#### [EXERCISE AIM]
Check each line for the word "Ocean" and report how many have it. Give nothing else.
----------------------------------------
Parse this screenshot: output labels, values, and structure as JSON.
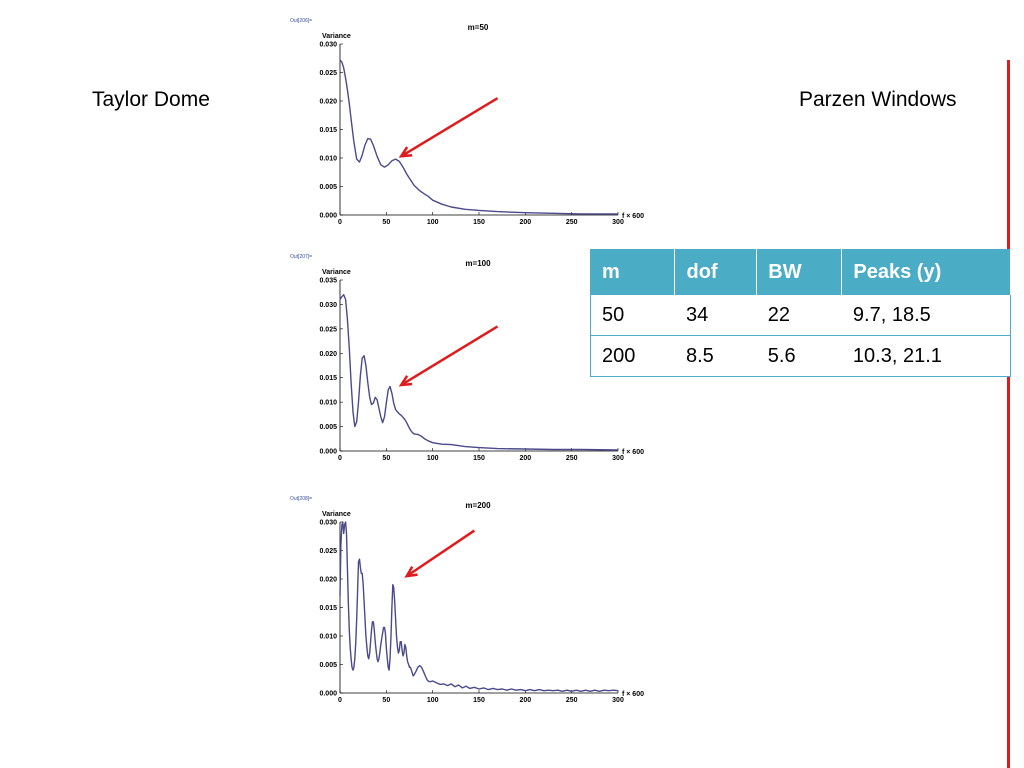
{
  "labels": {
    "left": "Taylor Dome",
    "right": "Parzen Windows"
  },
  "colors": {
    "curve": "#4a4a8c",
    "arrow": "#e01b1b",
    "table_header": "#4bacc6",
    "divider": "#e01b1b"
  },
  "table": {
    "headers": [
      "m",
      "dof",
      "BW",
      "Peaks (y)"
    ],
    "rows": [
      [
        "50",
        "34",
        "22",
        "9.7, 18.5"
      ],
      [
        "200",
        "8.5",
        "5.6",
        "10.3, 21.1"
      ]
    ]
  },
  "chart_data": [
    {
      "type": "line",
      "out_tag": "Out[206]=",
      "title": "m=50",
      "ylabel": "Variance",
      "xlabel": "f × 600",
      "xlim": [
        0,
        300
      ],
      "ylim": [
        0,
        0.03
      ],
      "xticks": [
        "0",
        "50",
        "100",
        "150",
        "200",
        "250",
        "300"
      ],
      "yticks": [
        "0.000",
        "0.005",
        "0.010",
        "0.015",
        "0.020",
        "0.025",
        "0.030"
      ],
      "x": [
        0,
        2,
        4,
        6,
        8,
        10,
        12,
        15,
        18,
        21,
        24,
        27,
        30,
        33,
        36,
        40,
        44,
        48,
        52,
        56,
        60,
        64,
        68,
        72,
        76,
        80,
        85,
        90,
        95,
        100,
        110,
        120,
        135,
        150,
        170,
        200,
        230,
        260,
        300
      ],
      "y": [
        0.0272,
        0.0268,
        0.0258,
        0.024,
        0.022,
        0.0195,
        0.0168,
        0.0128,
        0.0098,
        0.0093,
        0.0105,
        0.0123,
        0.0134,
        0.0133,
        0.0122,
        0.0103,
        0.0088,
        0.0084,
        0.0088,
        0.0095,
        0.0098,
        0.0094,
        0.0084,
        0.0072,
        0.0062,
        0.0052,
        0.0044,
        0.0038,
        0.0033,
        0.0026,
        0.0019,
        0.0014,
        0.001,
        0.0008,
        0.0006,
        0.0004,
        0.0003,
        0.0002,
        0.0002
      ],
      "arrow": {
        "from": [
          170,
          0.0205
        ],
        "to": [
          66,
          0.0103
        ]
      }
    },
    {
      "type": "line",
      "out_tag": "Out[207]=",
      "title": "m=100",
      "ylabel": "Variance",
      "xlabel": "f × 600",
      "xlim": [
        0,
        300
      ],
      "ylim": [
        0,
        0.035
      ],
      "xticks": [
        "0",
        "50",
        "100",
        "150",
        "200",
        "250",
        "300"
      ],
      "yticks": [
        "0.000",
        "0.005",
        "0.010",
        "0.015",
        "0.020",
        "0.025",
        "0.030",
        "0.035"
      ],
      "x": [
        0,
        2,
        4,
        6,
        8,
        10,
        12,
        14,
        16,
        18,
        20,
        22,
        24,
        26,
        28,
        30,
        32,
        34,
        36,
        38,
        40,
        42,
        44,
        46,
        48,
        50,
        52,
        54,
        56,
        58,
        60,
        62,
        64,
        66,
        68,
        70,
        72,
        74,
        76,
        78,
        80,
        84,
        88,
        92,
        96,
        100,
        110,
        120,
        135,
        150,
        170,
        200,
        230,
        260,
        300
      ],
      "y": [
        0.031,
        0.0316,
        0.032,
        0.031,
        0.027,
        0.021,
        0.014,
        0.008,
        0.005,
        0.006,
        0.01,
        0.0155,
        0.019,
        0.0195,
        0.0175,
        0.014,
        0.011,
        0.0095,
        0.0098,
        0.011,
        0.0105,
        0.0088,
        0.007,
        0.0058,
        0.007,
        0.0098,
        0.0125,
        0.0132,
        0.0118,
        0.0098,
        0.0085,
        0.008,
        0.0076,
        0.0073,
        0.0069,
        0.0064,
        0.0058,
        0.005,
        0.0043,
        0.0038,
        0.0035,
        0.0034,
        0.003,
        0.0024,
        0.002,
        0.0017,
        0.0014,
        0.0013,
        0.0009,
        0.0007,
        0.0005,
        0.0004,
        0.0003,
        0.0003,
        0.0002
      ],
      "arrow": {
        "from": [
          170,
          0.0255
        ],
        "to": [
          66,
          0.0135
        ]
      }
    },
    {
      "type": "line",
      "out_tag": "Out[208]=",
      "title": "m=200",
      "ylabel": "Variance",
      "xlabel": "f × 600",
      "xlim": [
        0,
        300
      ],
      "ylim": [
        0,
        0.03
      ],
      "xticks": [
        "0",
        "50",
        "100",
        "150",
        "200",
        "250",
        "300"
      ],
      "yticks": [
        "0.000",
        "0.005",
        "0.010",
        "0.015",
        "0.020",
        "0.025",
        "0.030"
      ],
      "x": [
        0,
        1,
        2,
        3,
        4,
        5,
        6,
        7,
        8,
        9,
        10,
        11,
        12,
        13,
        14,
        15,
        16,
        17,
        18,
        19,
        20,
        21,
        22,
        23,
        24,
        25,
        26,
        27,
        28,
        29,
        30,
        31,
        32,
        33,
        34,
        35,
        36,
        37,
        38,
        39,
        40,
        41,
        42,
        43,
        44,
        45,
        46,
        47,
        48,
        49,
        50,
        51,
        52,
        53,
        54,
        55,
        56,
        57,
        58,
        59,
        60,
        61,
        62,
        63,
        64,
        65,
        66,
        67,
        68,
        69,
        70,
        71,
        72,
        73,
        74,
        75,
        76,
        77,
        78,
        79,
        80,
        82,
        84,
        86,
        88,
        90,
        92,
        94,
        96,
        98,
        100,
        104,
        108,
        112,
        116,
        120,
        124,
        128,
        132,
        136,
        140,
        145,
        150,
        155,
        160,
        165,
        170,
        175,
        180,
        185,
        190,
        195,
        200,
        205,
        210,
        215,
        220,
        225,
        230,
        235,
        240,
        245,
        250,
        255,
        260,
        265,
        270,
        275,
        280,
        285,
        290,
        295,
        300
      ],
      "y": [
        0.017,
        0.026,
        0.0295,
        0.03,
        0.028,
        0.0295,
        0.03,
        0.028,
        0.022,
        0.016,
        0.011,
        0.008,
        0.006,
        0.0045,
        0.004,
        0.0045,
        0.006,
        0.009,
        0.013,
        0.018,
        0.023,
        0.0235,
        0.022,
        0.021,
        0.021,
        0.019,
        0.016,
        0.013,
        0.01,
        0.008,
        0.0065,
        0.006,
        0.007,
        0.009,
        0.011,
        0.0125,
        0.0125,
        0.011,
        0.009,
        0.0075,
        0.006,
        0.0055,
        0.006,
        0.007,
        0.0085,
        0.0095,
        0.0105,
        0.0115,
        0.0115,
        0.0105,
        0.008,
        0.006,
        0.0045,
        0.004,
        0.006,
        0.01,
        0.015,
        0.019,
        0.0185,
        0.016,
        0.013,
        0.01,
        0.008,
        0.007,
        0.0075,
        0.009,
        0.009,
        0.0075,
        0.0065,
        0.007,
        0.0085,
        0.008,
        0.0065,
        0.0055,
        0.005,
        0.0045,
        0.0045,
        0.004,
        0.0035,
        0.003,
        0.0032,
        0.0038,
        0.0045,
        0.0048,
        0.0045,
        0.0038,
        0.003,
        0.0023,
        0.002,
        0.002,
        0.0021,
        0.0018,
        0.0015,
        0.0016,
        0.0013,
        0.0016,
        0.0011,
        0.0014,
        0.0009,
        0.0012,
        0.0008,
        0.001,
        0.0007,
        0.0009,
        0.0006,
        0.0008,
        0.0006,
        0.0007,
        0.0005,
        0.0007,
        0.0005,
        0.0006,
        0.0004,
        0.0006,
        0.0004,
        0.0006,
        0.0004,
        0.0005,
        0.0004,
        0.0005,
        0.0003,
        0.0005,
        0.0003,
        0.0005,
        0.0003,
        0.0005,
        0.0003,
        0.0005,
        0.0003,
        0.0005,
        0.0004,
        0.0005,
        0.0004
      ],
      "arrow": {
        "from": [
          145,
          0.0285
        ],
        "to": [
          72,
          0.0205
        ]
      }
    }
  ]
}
----------------------------------------
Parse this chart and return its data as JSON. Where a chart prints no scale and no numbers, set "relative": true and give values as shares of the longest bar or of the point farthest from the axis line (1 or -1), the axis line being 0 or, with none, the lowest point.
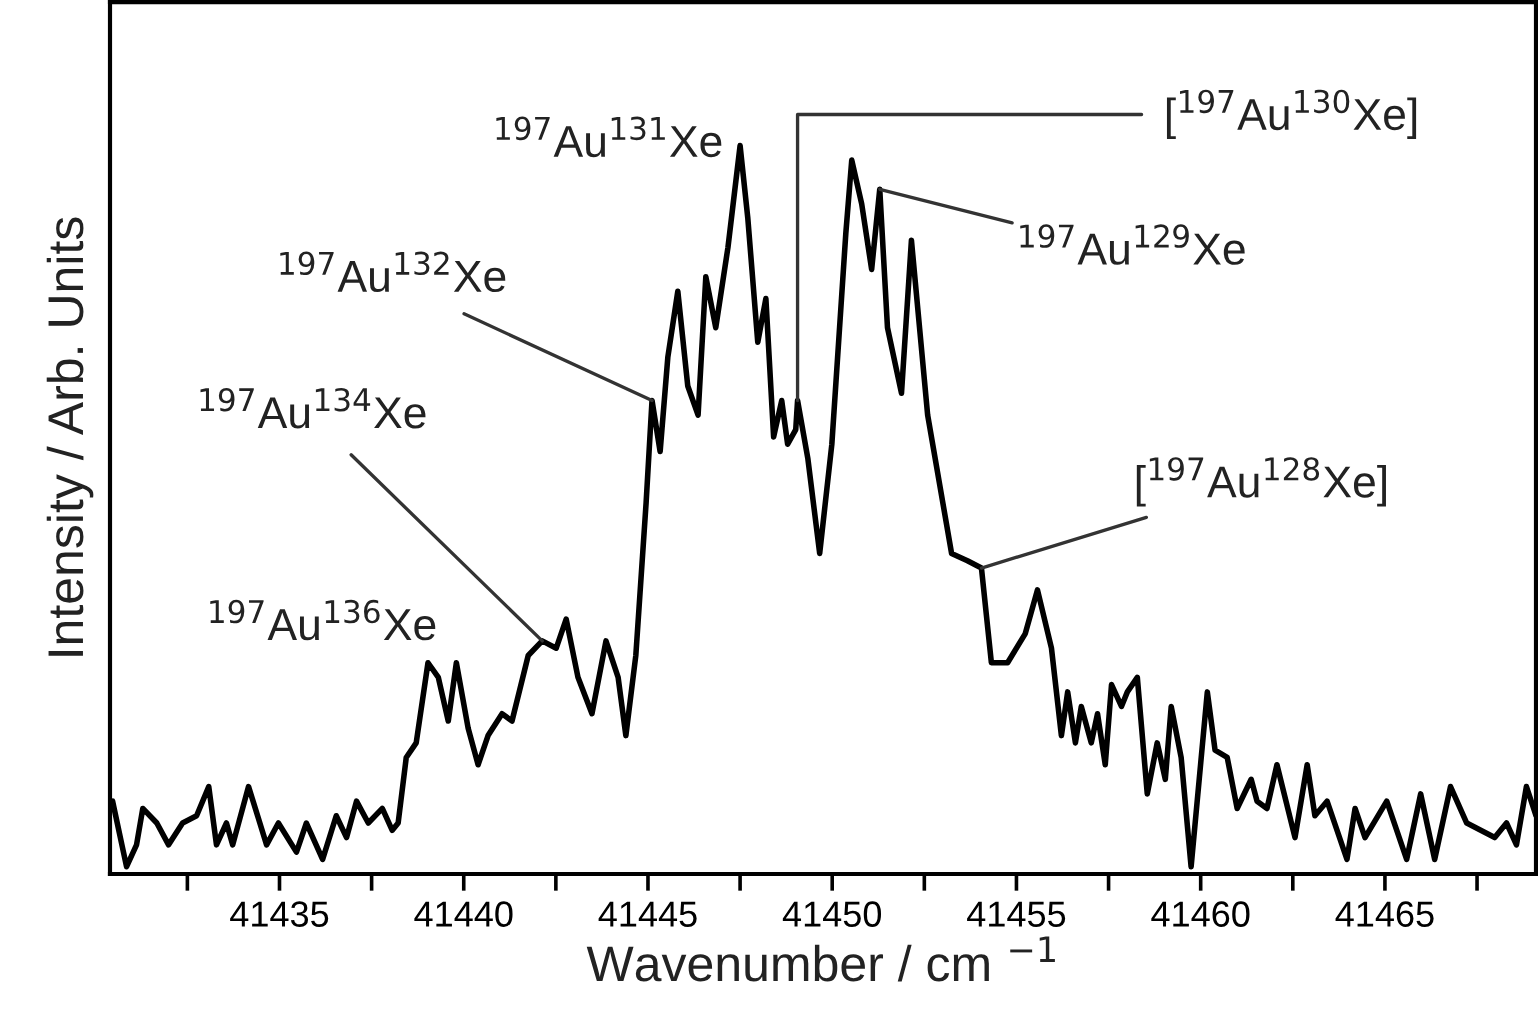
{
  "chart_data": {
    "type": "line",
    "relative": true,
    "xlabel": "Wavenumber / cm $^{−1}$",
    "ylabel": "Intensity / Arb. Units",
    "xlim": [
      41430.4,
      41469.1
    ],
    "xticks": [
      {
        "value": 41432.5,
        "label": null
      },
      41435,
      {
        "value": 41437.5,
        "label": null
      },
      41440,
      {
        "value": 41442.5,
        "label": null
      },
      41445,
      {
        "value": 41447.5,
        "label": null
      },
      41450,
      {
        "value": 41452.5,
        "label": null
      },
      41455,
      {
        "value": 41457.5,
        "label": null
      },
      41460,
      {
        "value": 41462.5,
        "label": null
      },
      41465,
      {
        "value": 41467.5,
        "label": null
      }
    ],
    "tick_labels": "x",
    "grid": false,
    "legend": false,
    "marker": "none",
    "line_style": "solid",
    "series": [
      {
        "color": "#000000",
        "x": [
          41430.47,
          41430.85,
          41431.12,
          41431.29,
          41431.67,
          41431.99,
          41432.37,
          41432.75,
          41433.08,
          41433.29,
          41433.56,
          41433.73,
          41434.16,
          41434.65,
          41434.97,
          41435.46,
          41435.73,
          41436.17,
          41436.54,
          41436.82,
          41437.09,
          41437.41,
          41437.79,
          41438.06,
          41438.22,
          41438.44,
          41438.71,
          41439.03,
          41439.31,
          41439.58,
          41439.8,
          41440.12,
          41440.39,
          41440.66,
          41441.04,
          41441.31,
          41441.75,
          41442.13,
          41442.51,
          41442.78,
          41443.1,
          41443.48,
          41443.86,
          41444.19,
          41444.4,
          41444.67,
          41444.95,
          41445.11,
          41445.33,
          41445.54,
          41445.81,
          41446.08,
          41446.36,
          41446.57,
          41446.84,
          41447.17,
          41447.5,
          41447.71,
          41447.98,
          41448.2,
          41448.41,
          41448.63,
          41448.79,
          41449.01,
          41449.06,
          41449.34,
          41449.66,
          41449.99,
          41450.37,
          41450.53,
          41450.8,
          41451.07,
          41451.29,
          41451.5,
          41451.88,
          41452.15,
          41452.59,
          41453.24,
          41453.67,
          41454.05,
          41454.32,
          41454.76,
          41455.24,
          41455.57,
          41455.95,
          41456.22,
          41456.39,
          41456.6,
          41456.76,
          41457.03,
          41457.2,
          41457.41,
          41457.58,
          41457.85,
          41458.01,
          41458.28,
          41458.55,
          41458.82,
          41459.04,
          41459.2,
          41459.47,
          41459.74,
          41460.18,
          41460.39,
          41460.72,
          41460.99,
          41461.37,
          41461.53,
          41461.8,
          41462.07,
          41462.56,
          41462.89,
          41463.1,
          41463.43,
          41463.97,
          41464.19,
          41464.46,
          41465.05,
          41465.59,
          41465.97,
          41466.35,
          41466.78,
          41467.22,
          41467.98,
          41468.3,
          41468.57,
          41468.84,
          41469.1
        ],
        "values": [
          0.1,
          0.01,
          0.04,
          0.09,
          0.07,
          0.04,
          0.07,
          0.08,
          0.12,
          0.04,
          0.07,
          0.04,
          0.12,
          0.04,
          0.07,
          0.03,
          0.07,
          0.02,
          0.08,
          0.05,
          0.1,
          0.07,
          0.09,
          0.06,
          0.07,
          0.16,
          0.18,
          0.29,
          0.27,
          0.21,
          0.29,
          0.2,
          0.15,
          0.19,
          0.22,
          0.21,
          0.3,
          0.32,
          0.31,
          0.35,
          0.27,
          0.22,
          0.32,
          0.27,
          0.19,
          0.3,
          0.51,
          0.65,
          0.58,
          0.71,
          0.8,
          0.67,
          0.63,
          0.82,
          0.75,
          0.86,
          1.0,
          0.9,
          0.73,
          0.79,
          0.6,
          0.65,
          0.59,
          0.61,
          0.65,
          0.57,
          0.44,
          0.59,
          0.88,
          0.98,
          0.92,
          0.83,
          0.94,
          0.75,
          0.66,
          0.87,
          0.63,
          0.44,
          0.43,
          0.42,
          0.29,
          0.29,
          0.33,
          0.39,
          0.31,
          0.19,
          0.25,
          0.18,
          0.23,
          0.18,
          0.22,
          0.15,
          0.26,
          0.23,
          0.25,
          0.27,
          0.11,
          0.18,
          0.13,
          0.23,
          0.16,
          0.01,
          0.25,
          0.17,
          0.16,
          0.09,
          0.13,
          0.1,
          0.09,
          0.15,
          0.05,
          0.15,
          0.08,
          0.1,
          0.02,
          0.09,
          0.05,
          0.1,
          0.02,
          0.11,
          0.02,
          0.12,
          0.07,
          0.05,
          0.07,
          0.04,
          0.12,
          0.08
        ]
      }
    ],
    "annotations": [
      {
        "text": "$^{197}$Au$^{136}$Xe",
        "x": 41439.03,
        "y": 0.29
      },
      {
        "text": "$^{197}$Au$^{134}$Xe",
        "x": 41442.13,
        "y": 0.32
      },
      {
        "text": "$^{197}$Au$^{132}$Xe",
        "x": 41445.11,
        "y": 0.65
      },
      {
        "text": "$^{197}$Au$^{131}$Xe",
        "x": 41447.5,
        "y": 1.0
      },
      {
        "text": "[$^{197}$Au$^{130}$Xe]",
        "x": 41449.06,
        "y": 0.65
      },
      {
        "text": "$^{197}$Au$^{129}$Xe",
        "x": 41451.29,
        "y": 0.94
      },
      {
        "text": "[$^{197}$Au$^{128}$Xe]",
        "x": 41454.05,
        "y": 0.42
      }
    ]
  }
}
----------------------------------------
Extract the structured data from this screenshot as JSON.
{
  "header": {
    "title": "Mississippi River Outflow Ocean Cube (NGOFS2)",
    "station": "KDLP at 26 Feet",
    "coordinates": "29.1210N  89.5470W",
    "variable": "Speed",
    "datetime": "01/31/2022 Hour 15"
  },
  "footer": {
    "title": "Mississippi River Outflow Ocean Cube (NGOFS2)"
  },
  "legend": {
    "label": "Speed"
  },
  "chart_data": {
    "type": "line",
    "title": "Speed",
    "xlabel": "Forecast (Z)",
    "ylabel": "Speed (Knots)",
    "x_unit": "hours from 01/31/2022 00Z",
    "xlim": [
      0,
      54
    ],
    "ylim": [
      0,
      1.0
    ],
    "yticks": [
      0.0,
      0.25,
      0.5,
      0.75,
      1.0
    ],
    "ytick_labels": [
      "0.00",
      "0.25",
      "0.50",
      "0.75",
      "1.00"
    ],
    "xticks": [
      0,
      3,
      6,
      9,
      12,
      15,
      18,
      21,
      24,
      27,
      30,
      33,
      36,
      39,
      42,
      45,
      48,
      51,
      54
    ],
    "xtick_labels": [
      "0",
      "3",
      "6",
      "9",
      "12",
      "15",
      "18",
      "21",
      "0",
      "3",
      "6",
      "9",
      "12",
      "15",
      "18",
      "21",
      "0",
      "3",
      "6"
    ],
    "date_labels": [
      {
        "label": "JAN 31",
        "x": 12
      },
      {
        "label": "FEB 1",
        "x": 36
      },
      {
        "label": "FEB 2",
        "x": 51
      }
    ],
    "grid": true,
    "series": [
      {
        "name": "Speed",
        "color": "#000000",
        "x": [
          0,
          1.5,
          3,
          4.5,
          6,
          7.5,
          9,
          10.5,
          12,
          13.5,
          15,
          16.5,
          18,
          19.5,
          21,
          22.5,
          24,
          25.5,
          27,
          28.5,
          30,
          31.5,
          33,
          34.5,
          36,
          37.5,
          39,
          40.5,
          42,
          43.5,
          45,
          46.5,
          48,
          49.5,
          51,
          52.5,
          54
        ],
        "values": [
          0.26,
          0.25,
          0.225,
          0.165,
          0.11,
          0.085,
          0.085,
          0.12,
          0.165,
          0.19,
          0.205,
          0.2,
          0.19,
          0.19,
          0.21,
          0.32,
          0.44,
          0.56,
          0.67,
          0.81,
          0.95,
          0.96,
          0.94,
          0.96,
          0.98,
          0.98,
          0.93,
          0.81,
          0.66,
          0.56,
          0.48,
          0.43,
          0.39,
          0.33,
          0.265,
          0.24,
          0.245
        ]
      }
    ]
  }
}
----------------------------------------
#### [FINISHED ANSWER]
2